* **Work to do**: Copy the listing lines from the one containing "What elements are" through the one containing "Text: 4.3.: 4.3. bbox=[46, 215, 78, 232]", inclusive, switching "FancyBboxPatch" to "RoundedBox" and leaving all else unchanged.

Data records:

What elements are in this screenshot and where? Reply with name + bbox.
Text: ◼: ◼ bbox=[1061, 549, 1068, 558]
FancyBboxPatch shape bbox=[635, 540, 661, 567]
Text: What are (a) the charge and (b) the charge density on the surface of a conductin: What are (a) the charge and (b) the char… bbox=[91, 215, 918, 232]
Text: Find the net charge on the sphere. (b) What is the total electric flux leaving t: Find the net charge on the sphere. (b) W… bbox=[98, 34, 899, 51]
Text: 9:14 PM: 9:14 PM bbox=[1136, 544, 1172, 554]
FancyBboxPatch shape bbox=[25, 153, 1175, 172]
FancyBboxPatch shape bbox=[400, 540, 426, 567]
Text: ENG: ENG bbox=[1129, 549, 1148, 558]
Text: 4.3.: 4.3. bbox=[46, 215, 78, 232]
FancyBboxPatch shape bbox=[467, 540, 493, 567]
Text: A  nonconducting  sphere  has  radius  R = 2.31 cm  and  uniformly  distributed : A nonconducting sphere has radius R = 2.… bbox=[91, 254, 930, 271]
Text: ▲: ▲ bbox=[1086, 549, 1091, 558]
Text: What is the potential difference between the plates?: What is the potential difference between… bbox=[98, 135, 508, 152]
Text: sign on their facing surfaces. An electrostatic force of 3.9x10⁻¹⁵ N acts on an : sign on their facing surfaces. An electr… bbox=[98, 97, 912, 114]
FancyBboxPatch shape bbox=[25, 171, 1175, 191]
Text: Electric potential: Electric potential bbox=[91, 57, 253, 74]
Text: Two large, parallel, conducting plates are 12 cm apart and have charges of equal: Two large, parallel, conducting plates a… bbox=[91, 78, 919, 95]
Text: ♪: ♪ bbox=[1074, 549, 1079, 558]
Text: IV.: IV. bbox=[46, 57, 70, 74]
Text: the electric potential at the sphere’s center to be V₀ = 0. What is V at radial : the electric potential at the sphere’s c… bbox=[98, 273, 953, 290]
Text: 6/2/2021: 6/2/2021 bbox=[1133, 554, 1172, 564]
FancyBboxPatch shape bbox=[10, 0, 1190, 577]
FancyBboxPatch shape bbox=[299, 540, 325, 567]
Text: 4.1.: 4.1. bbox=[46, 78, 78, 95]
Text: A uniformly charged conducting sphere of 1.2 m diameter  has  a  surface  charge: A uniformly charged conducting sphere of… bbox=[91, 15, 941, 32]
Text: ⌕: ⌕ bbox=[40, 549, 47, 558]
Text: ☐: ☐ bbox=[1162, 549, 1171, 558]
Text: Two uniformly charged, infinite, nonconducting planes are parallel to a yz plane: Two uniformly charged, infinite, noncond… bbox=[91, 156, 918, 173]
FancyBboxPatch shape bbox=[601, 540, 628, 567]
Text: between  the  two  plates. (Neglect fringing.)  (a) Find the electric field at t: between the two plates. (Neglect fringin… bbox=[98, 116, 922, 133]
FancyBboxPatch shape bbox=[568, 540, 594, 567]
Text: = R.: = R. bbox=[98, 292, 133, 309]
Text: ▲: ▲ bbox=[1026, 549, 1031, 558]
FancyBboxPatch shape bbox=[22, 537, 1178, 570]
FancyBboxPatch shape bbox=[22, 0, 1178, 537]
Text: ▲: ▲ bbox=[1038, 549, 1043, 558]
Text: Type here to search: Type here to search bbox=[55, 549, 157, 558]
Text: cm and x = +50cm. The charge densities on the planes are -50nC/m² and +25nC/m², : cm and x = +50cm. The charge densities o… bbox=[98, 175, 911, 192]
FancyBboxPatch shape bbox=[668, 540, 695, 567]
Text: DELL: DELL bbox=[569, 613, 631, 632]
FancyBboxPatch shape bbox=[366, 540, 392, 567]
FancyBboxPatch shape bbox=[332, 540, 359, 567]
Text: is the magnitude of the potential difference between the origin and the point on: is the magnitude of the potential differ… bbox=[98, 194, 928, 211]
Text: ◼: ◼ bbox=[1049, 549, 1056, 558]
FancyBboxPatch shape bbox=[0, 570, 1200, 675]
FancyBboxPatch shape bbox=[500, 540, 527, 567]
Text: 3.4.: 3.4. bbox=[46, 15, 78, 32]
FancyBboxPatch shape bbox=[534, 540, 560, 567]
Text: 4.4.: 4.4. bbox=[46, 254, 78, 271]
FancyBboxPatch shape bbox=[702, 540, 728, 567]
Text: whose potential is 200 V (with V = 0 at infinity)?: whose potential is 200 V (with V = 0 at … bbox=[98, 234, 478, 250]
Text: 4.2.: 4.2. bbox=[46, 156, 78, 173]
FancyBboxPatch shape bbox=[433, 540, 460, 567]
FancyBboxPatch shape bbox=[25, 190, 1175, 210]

* * *

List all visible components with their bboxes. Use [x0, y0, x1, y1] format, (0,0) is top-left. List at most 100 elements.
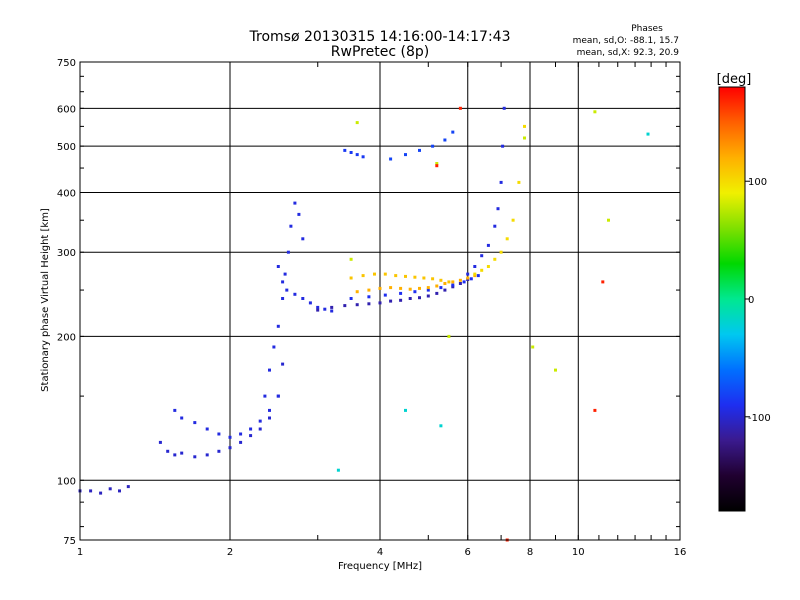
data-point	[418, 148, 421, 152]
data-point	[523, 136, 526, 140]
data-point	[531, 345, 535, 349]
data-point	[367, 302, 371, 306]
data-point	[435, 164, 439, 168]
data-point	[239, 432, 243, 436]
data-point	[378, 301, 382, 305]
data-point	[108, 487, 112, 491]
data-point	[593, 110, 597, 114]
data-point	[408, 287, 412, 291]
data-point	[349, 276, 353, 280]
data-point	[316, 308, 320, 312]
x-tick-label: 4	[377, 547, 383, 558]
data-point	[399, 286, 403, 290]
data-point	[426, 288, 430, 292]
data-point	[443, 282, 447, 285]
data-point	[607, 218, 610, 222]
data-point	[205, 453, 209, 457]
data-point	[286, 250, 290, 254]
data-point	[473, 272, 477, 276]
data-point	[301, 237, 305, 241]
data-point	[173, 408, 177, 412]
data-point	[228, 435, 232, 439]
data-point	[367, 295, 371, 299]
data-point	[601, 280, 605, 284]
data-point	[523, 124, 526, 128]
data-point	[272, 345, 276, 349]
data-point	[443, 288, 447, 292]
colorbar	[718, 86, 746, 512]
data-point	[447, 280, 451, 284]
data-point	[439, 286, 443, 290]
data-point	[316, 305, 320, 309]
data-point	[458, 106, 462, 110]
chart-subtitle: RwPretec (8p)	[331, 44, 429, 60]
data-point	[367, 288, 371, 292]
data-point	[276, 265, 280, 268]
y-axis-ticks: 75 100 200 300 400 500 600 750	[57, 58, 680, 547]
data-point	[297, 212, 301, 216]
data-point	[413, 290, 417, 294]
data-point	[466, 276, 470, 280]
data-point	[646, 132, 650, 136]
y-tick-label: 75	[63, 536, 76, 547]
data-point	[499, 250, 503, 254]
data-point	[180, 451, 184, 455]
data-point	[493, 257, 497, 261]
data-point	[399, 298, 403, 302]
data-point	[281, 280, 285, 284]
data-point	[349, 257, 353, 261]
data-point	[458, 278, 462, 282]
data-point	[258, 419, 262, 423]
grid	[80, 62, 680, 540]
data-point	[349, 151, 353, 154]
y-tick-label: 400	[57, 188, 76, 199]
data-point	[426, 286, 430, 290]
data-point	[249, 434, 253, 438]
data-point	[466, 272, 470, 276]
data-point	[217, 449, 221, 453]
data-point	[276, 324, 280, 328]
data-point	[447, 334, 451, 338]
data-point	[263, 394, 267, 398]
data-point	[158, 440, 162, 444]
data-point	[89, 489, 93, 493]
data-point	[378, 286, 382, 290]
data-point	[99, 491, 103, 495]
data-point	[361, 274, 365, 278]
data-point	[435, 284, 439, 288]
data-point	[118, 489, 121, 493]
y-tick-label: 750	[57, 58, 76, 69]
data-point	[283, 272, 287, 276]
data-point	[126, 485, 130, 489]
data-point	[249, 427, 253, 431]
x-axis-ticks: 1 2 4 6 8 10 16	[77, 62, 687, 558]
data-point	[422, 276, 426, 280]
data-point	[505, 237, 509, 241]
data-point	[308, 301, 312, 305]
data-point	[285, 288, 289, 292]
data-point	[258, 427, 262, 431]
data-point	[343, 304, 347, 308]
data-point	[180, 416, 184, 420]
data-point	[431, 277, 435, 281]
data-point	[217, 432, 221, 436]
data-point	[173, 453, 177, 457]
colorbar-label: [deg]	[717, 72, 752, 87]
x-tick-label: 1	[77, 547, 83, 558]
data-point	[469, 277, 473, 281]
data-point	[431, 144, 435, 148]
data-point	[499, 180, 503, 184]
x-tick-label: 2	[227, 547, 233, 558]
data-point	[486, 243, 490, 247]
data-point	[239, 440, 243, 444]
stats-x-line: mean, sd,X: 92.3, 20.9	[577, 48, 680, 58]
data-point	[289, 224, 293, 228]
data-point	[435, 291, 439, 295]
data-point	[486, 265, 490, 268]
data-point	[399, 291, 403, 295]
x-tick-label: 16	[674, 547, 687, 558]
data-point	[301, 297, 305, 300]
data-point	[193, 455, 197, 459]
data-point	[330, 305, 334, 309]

* **Full solution**:
What elements are in this screenshot and where? Reply with name + bbox.
Text: ◼: ◼ bbox=[1061, 549, 1068, 558]
RoundedBox shape bbox=[635, 540, 661, 567]
Text: What are (a) the charge and (b) the charge density on the surface of a conductin: What are (a) the charge and (b) the char… bbox=[91, 215, 918, 232]
Text: Find the net charge on the sphere. (b) What is the total electric flux leaving t: Find the net charge on the sphere. (b) W… bbox=[98, 34, 899, 51]
Text: 9:14 PM: 9:14 PM bbox=[1136, 544, 1172, 554]
RoundedBox shape bbox=[25, 153, 1175, 172]
RoundedBox shape bbox=[400, 540, 426, 567]
Text: ENG: ENG bbox=[1129, 549, 1148, 558]
Text: 4.3.: 4.3. bbox=[46, 215, 78, 232]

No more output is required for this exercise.